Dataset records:

-.-.-

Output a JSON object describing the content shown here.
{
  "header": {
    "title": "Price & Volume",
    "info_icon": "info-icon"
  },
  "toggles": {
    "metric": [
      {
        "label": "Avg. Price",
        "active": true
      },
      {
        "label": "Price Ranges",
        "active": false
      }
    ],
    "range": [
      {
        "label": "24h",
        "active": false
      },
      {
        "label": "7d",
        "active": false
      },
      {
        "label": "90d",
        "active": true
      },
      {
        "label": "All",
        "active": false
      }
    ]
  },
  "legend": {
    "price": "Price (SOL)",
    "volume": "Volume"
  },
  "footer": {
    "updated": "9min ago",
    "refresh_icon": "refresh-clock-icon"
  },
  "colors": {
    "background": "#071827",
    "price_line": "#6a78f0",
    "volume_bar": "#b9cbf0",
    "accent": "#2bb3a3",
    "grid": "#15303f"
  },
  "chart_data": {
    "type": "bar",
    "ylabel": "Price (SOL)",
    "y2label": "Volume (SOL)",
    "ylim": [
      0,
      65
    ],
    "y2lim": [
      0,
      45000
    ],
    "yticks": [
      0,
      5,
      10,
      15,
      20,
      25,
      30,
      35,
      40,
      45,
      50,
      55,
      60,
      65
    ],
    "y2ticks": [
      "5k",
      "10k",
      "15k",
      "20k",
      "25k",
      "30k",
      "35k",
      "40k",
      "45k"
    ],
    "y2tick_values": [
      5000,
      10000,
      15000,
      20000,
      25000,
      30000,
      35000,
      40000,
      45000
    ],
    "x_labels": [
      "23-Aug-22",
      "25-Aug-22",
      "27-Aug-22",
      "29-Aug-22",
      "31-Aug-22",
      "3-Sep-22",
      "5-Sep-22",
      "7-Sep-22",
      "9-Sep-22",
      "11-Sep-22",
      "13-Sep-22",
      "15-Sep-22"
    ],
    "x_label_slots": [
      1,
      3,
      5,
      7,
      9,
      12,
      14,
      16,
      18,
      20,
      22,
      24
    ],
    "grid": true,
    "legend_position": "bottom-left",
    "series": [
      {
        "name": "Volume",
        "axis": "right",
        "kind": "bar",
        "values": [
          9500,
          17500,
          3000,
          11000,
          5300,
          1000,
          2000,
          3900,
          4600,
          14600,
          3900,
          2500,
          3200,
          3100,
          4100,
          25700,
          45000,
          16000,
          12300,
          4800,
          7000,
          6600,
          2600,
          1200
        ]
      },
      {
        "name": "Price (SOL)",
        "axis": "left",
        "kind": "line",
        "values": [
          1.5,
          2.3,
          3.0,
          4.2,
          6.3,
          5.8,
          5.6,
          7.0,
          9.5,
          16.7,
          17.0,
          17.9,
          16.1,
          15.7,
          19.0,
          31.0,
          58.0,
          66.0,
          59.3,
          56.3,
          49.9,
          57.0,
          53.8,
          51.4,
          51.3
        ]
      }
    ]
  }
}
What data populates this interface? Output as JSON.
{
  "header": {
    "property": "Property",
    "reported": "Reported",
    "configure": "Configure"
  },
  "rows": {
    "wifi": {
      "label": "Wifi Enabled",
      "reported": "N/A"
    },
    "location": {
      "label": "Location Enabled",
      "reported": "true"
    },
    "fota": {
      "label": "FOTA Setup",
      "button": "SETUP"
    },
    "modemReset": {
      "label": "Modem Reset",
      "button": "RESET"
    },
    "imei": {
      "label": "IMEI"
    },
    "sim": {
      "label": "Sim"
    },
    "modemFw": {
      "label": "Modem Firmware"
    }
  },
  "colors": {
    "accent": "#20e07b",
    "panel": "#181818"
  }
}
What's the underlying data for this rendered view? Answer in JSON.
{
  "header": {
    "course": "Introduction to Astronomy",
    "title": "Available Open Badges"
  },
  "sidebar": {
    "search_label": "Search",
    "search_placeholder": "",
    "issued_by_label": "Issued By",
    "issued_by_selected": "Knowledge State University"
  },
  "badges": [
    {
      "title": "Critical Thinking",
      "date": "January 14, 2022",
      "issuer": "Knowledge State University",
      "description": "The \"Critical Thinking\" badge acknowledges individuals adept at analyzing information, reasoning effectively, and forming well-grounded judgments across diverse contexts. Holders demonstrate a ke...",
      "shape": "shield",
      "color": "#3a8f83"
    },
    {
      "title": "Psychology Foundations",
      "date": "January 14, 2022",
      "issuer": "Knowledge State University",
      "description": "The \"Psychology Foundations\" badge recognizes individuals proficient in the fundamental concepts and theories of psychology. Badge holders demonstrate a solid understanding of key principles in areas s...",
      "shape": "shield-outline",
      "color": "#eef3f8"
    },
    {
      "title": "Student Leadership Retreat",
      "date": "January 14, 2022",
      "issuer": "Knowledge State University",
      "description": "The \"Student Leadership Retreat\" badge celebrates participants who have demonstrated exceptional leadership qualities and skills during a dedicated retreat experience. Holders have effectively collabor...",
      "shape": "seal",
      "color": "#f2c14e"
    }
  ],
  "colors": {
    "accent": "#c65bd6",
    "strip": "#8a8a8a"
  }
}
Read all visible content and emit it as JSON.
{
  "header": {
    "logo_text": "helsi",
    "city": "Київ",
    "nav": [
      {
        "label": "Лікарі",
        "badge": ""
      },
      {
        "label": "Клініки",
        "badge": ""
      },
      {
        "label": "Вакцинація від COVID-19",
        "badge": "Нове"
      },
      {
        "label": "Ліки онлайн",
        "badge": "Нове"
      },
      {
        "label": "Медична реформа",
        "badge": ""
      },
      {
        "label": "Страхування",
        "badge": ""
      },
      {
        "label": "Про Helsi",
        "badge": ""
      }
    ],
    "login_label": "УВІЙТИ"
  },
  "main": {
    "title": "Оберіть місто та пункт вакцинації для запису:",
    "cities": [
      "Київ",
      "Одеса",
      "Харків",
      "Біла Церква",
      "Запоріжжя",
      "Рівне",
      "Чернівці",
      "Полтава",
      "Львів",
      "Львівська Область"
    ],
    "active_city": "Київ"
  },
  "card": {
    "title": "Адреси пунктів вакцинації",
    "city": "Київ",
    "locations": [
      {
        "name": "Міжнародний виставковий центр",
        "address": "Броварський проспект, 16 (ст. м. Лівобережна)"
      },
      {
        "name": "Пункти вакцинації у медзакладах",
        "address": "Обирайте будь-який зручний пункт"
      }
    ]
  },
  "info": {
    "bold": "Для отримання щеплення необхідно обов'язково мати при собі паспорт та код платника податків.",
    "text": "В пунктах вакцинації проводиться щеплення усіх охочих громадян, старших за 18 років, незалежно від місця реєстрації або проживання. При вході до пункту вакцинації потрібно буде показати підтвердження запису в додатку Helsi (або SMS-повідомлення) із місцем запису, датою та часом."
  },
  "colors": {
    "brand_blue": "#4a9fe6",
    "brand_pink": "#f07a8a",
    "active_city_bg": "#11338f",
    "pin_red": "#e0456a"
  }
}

-.-.-

EXERCISE INSTRUCTIONS: Display every line of the listing that contains the string "name".

RESULT FOR THIS TASK:
        "name": "Volume",
        "name": "Price (SOL)",
        "name": "Міжнародний виставковий центр",
        "name": "Пункти вакцинації у медзакладах",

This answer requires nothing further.